## Supplied data
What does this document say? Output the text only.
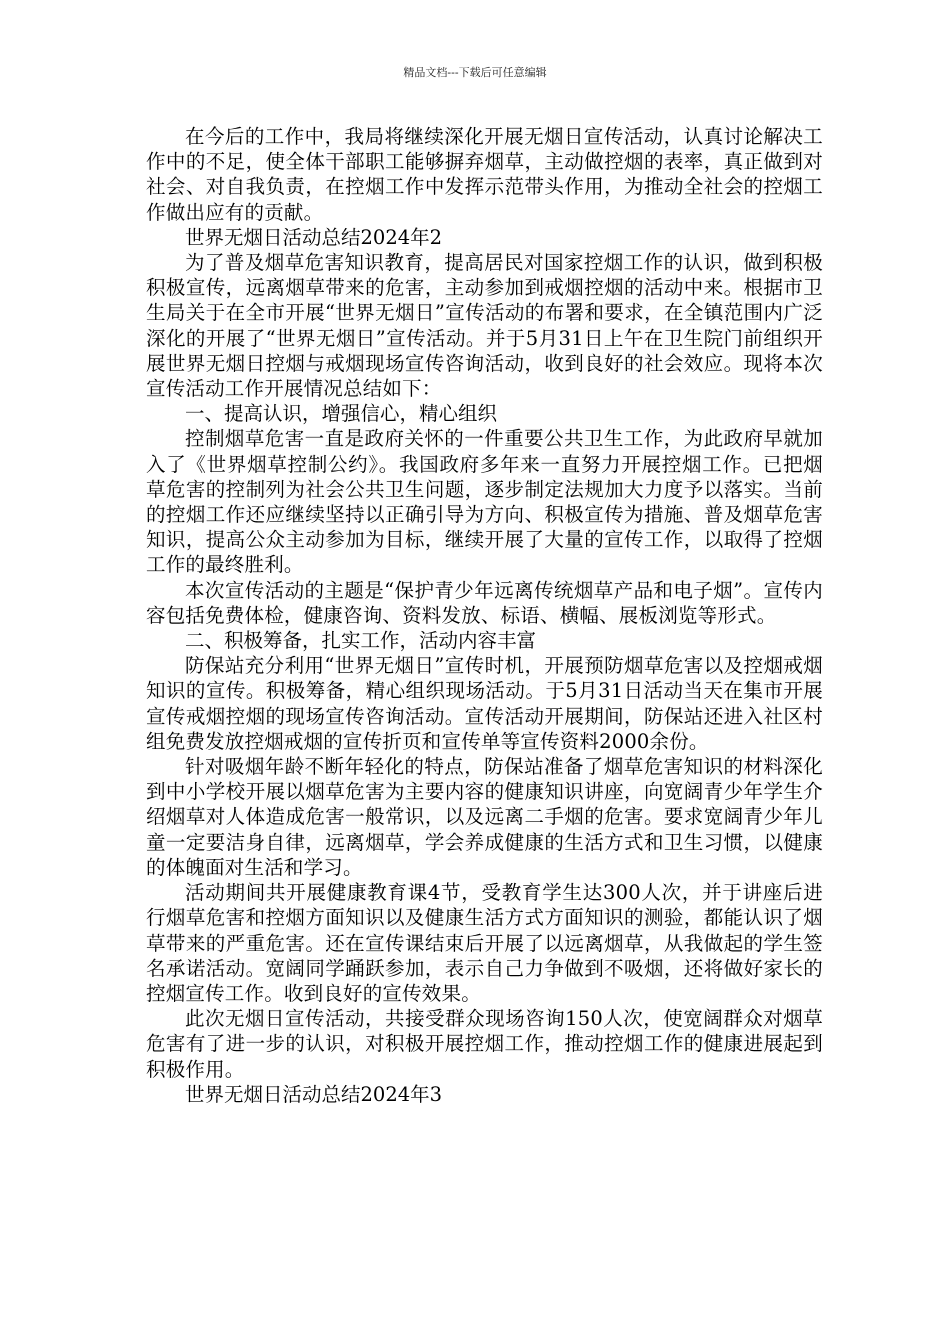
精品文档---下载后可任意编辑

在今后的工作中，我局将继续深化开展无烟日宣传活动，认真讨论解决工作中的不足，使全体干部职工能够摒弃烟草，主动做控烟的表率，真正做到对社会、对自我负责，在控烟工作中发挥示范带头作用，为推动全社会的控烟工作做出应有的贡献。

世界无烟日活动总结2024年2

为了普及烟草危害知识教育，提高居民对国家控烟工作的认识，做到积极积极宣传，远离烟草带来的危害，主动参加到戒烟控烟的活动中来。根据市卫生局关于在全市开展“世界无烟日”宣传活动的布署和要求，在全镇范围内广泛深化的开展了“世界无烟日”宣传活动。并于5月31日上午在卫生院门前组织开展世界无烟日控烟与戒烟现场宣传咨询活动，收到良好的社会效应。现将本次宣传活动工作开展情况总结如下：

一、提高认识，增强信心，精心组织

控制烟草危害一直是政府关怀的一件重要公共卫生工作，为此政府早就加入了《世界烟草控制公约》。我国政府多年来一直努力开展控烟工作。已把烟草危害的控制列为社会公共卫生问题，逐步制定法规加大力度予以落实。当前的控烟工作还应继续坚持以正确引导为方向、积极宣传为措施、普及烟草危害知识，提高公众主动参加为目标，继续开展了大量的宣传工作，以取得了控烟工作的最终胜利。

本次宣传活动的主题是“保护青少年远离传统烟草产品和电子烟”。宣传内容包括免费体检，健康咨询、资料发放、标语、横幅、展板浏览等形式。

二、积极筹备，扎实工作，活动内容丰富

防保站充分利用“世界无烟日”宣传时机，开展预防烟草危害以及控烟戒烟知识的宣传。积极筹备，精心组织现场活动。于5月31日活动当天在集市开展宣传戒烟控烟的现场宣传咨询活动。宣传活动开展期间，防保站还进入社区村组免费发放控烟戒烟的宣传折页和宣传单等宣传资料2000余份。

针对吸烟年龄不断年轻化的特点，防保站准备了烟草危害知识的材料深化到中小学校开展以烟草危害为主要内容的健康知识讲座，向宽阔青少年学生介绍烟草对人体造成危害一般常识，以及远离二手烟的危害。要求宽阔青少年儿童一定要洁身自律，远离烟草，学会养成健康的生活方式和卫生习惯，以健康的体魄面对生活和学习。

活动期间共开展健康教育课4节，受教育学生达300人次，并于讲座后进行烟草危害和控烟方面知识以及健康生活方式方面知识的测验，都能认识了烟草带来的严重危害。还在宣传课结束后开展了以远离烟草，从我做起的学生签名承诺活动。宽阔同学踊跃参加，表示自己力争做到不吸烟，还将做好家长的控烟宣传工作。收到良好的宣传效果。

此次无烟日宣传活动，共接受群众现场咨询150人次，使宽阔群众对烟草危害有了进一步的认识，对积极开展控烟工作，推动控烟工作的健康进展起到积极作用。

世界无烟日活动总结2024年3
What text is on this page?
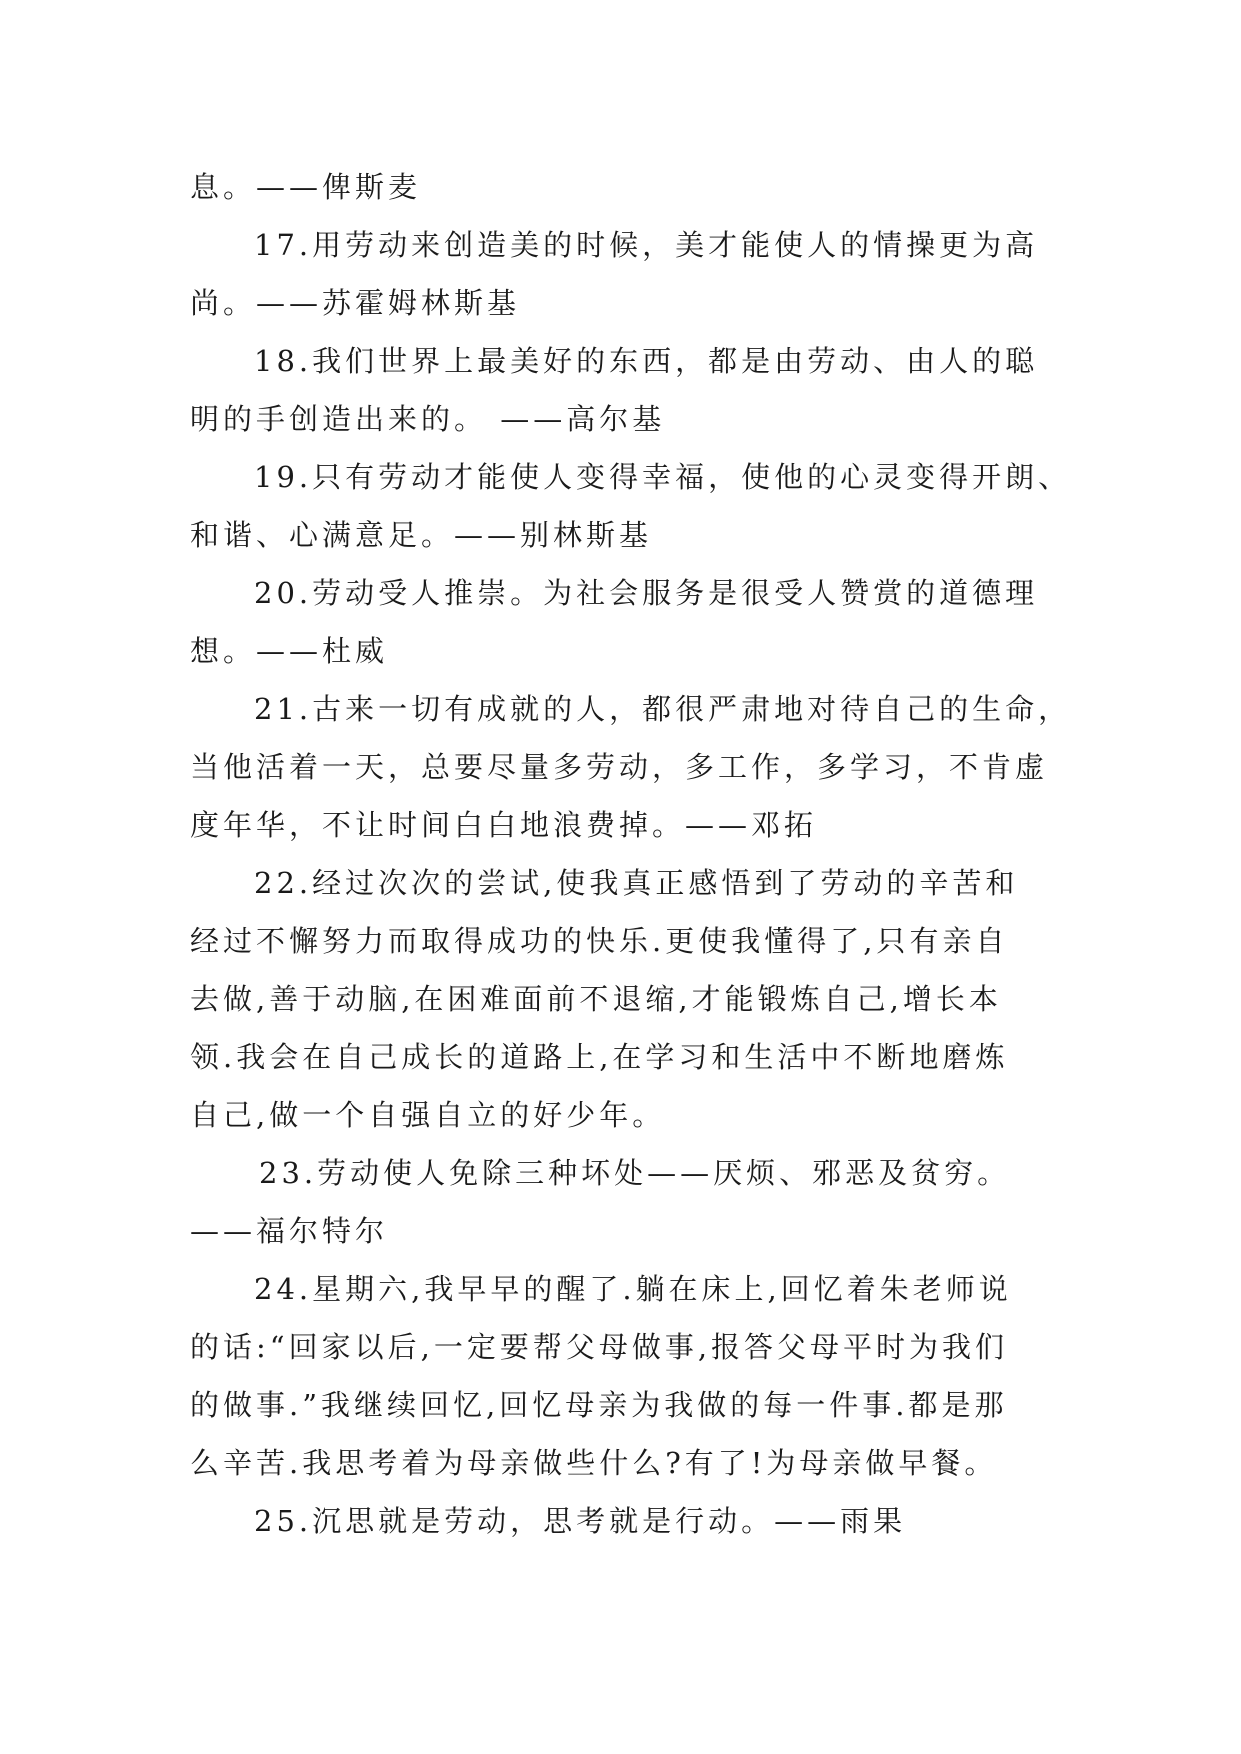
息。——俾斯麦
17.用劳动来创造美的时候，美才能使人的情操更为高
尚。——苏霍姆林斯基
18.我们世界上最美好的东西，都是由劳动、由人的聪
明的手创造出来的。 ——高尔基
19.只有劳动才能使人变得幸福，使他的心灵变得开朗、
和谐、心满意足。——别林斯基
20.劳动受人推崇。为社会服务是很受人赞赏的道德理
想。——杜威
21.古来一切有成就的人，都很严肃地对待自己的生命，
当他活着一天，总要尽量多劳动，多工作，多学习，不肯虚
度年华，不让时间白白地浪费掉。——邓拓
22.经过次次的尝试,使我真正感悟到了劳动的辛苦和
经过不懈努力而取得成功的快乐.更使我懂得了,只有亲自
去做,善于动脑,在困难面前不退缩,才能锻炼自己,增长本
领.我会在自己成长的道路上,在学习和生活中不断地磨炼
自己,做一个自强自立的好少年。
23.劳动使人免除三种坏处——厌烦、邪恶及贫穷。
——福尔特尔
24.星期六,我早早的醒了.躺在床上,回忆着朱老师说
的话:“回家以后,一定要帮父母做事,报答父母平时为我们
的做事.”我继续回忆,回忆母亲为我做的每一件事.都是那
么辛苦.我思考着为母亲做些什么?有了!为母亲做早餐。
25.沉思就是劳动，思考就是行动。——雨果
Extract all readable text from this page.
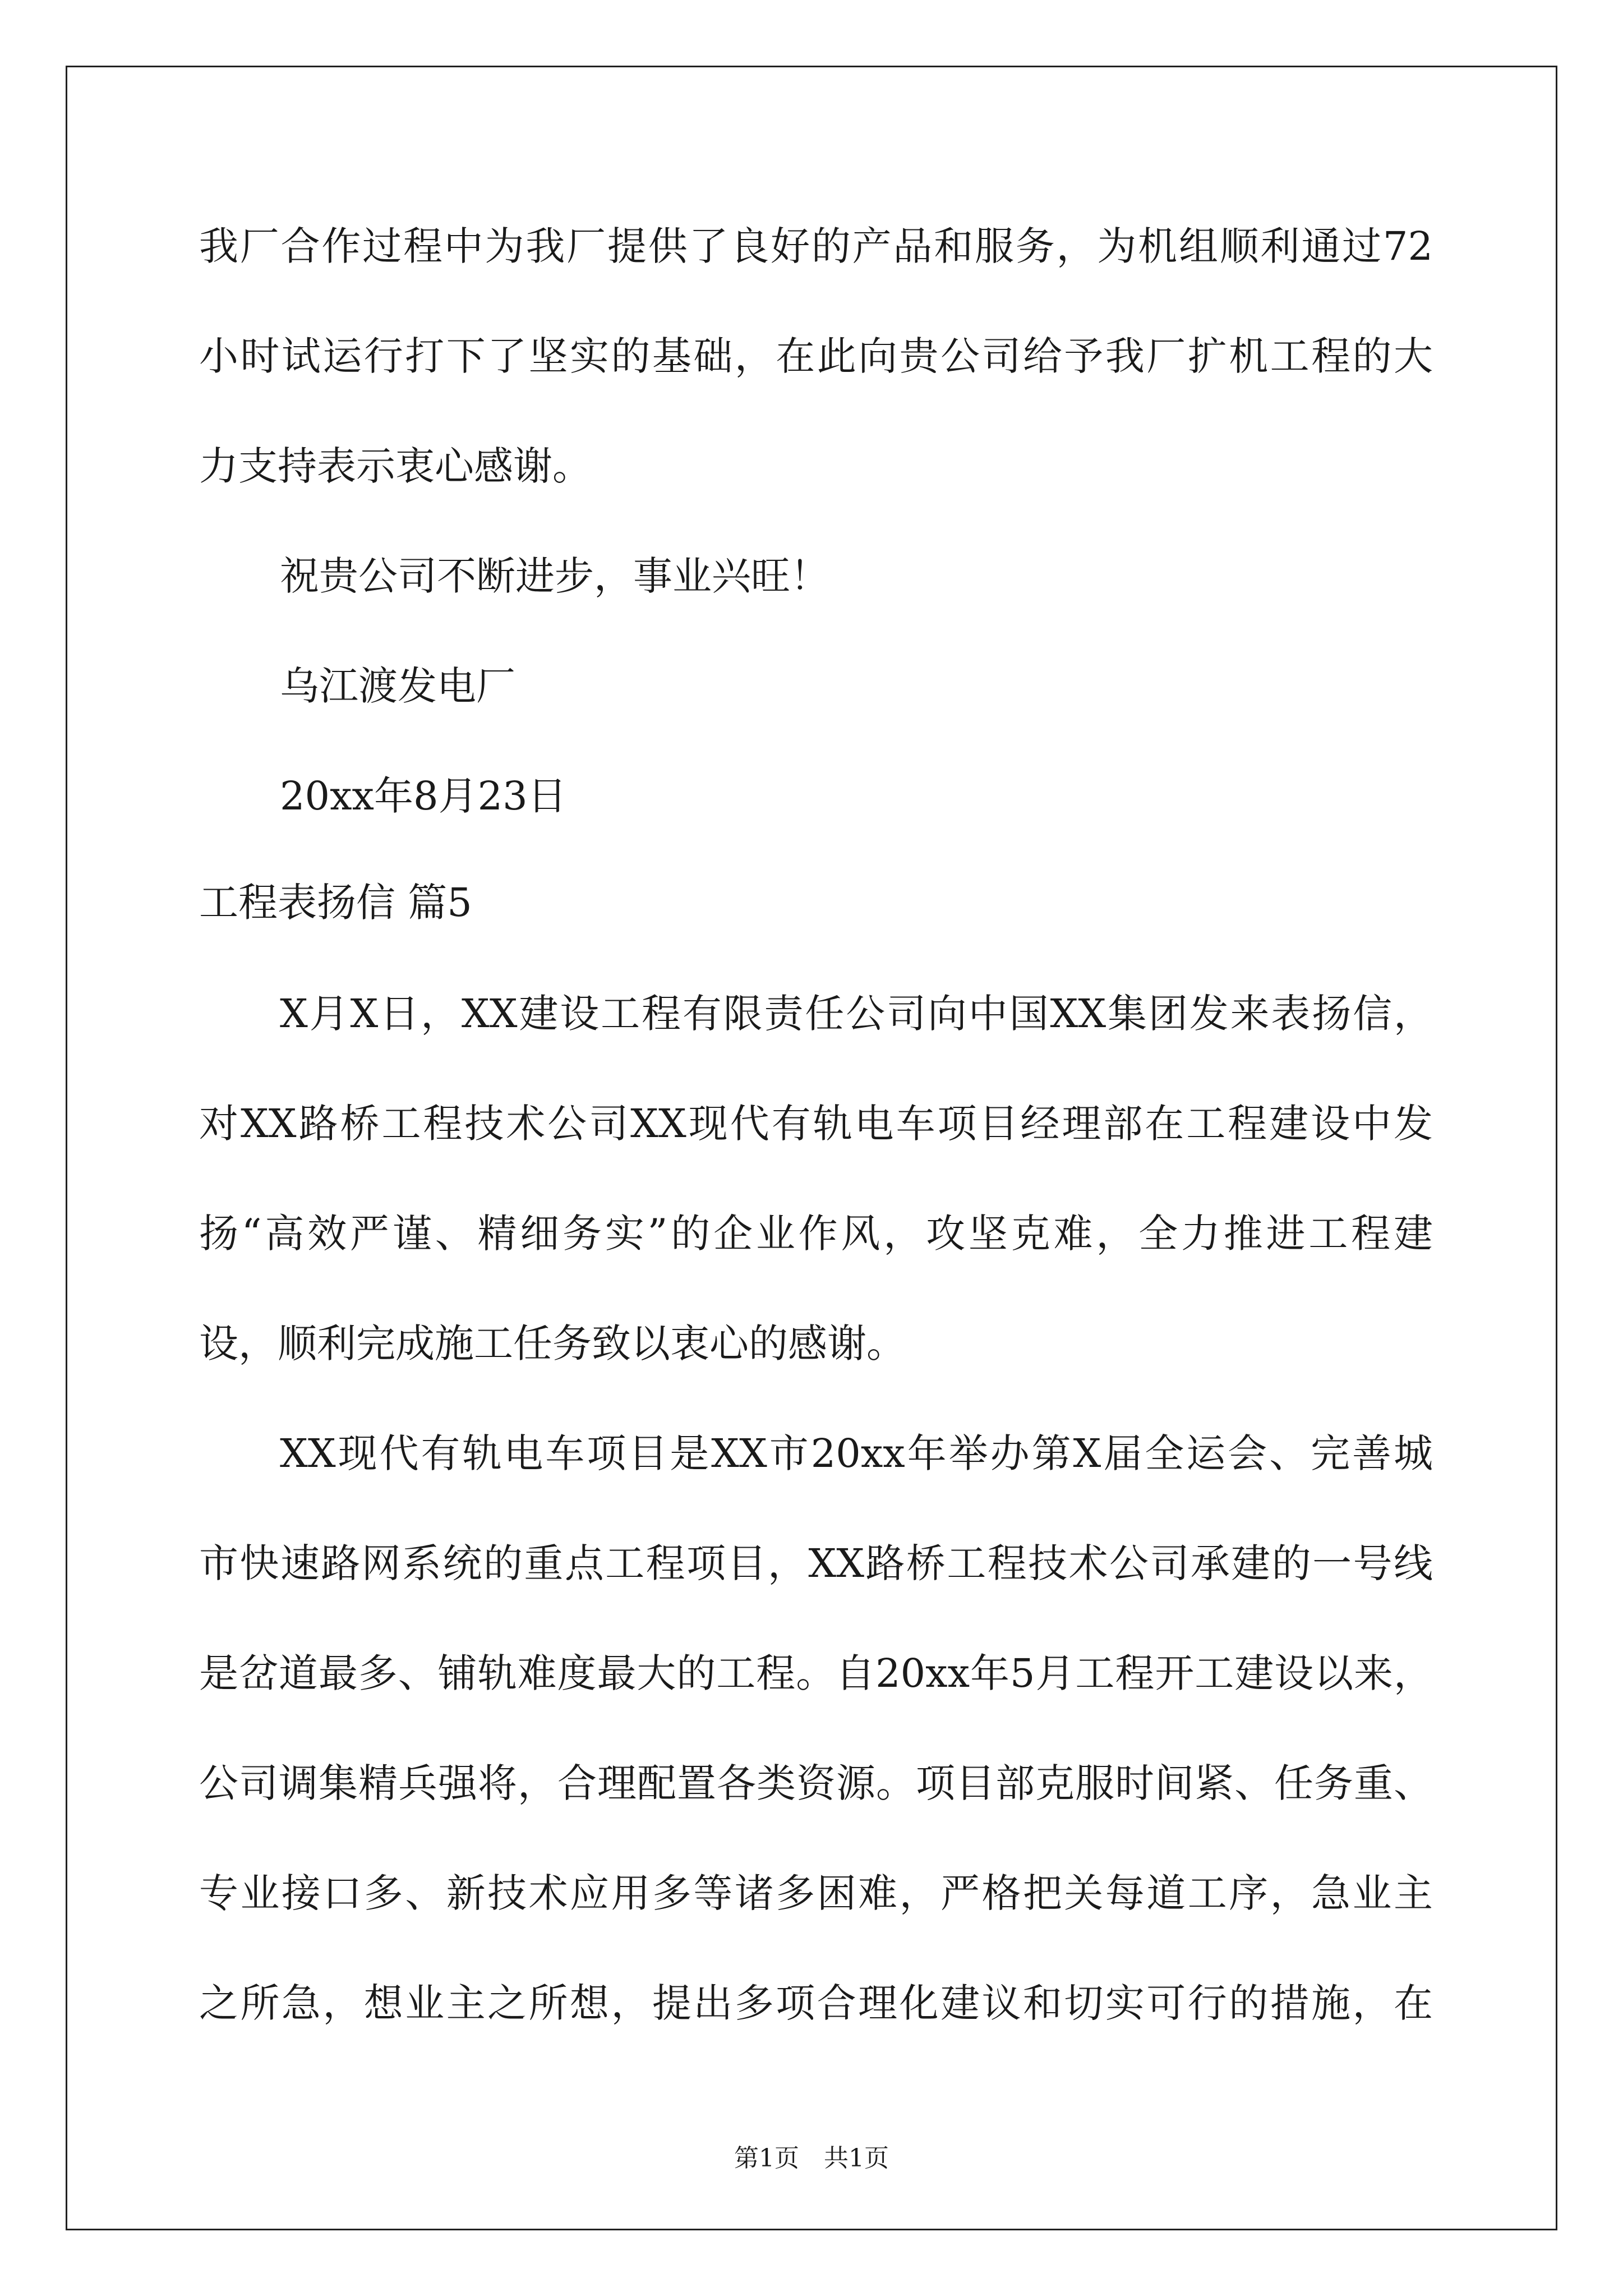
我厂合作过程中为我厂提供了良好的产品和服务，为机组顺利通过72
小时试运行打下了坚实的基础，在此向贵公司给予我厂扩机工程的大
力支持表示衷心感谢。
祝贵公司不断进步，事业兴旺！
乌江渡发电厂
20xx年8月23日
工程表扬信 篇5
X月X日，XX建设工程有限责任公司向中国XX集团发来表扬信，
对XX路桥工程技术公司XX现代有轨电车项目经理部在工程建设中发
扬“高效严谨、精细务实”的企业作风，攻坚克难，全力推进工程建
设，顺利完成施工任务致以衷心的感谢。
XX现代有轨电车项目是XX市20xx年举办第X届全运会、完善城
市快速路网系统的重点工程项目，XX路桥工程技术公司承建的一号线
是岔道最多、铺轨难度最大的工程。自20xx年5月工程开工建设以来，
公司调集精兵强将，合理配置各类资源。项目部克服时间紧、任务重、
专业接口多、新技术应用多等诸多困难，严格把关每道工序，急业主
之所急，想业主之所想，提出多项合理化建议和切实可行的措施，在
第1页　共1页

## Task requirements
Gather all lines where the word "page" appears.

## Output for this task
What text is on this page?
Extract all readable text from this page.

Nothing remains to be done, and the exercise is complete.